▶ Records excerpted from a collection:
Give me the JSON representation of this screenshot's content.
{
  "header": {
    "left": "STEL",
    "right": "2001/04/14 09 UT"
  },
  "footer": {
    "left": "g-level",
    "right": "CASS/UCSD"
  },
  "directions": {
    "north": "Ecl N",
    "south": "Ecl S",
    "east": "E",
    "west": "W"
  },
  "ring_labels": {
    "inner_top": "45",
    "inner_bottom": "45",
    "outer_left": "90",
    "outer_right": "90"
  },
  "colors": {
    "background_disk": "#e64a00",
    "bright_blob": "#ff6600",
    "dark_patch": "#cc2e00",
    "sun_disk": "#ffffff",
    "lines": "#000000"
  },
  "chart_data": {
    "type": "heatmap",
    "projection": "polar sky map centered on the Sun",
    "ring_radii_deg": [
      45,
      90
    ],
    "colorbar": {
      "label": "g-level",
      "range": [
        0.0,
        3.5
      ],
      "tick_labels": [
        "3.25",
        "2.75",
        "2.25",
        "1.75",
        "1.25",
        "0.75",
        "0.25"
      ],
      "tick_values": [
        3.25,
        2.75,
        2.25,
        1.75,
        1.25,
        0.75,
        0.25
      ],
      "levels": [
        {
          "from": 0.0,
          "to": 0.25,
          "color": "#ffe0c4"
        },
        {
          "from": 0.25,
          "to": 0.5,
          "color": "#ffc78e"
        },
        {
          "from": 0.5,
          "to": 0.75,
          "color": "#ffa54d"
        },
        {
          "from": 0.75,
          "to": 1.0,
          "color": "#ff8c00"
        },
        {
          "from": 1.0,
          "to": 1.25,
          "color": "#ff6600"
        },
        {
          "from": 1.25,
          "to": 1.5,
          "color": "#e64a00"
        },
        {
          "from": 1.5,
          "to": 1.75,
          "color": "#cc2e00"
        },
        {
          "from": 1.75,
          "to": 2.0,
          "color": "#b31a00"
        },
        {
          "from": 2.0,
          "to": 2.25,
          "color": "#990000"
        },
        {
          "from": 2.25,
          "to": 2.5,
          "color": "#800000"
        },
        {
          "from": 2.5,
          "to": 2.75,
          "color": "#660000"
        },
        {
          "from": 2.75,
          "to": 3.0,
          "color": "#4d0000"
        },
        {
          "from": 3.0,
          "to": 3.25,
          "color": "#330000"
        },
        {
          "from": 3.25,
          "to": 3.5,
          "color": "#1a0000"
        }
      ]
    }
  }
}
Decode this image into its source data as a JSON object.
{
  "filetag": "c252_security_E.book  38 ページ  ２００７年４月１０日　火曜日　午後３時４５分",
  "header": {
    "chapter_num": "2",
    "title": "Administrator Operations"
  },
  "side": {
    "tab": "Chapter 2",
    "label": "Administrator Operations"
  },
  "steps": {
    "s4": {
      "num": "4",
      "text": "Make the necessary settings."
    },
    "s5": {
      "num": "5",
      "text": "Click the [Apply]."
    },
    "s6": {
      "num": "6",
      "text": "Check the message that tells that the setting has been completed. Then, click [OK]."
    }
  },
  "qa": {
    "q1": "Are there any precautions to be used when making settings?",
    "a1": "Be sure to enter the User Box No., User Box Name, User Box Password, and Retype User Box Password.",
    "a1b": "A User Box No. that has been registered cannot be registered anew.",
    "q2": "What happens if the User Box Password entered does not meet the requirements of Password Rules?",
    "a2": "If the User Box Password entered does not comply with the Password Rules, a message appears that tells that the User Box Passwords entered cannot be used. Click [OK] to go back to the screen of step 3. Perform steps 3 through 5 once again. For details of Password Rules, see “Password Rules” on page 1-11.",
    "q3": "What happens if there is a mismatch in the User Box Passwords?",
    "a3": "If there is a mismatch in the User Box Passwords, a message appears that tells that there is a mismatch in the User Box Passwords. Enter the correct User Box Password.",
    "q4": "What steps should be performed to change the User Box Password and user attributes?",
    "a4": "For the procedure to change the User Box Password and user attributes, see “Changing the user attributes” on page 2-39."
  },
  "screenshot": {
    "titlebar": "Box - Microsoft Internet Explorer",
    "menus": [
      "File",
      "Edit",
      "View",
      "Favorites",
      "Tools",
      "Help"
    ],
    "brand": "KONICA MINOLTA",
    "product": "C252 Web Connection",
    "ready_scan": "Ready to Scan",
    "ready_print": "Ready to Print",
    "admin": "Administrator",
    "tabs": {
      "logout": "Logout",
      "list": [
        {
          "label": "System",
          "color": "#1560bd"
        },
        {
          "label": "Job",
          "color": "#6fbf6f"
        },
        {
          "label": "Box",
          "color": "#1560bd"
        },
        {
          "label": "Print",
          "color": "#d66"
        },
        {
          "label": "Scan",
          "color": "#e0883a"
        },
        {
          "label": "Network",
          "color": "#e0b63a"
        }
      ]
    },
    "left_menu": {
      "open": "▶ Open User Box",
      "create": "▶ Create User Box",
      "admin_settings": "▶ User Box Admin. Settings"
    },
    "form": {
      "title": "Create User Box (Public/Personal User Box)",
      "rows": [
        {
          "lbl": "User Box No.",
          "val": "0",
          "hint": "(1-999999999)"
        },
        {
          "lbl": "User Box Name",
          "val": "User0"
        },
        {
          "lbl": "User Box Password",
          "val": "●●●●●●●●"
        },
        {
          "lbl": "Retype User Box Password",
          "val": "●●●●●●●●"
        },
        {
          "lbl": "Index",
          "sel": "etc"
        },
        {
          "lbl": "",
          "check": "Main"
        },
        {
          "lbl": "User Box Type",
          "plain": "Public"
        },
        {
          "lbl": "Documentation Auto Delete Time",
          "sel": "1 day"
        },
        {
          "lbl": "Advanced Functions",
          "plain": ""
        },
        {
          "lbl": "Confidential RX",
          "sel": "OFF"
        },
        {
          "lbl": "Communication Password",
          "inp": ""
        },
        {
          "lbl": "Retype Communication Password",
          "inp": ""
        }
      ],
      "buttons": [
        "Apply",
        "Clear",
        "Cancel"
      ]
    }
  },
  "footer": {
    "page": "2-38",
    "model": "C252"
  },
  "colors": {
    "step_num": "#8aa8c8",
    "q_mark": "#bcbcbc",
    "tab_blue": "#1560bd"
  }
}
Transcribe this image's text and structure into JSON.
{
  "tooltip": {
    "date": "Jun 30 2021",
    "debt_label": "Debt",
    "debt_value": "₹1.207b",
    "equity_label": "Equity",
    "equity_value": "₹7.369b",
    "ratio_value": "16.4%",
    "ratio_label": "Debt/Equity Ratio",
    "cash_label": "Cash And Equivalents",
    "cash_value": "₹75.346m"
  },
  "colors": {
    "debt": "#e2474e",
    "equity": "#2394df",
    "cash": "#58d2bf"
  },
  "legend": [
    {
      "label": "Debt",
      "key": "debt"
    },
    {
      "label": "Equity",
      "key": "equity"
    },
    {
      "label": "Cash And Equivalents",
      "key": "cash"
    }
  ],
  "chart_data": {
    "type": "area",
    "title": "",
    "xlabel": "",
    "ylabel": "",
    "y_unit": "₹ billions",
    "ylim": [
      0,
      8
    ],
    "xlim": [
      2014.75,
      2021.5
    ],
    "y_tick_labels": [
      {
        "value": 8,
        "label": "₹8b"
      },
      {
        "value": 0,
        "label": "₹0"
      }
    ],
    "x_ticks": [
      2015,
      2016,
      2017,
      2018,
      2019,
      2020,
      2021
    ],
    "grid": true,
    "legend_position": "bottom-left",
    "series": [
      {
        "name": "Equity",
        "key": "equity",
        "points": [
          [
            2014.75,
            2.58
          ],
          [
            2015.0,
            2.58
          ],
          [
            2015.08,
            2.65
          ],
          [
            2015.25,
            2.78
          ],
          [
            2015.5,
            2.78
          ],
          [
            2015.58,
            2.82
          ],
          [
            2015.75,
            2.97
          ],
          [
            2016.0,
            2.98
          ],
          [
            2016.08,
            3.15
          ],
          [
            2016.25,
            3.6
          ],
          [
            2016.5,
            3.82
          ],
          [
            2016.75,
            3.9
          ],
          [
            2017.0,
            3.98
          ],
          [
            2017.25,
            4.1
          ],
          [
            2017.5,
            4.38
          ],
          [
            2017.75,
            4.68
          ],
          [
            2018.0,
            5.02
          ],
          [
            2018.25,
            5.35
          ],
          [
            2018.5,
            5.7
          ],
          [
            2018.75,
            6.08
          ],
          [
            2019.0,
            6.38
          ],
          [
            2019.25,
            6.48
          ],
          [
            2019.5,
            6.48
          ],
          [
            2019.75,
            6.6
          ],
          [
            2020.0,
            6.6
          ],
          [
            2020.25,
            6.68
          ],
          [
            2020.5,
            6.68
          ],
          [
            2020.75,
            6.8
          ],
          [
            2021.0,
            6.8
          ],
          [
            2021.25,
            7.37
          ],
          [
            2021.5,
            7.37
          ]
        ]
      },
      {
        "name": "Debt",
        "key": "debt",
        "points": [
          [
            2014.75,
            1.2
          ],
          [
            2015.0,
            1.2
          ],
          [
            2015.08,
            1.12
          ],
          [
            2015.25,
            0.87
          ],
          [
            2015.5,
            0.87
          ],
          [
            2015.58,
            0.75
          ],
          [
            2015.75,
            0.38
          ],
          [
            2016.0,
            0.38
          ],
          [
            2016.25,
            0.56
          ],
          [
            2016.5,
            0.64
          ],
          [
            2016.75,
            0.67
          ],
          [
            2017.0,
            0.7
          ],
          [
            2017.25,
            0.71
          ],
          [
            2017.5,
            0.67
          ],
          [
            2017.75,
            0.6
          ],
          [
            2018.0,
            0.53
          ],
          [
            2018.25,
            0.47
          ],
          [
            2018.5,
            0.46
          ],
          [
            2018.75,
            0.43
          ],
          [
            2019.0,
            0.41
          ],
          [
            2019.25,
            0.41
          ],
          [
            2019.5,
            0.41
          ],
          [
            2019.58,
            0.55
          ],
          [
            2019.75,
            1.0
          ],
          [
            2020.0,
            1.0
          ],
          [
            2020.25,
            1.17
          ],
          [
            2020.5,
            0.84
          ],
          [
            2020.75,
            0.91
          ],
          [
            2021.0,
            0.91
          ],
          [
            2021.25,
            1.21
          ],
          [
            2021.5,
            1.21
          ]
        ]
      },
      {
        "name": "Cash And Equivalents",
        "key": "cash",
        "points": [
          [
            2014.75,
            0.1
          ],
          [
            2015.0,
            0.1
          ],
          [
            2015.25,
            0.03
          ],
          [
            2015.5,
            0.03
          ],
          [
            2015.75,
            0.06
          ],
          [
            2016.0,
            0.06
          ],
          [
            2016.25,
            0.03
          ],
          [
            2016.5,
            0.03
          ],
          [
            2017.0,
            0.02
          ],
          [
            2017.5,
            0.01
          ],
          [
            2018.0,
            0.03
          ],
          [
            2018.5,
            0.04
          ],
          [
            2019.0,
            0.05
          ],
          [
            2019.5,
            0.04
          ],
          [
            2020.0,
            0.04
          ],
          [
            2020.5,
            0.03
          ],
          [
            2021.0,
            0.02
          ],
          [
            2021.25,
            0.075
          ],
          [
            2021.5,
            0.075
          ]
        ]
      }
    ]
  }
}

▶ Your goal:
Each line that contains the string "JSON" counts once; say how many there are and nothing else.

▶ In response:
3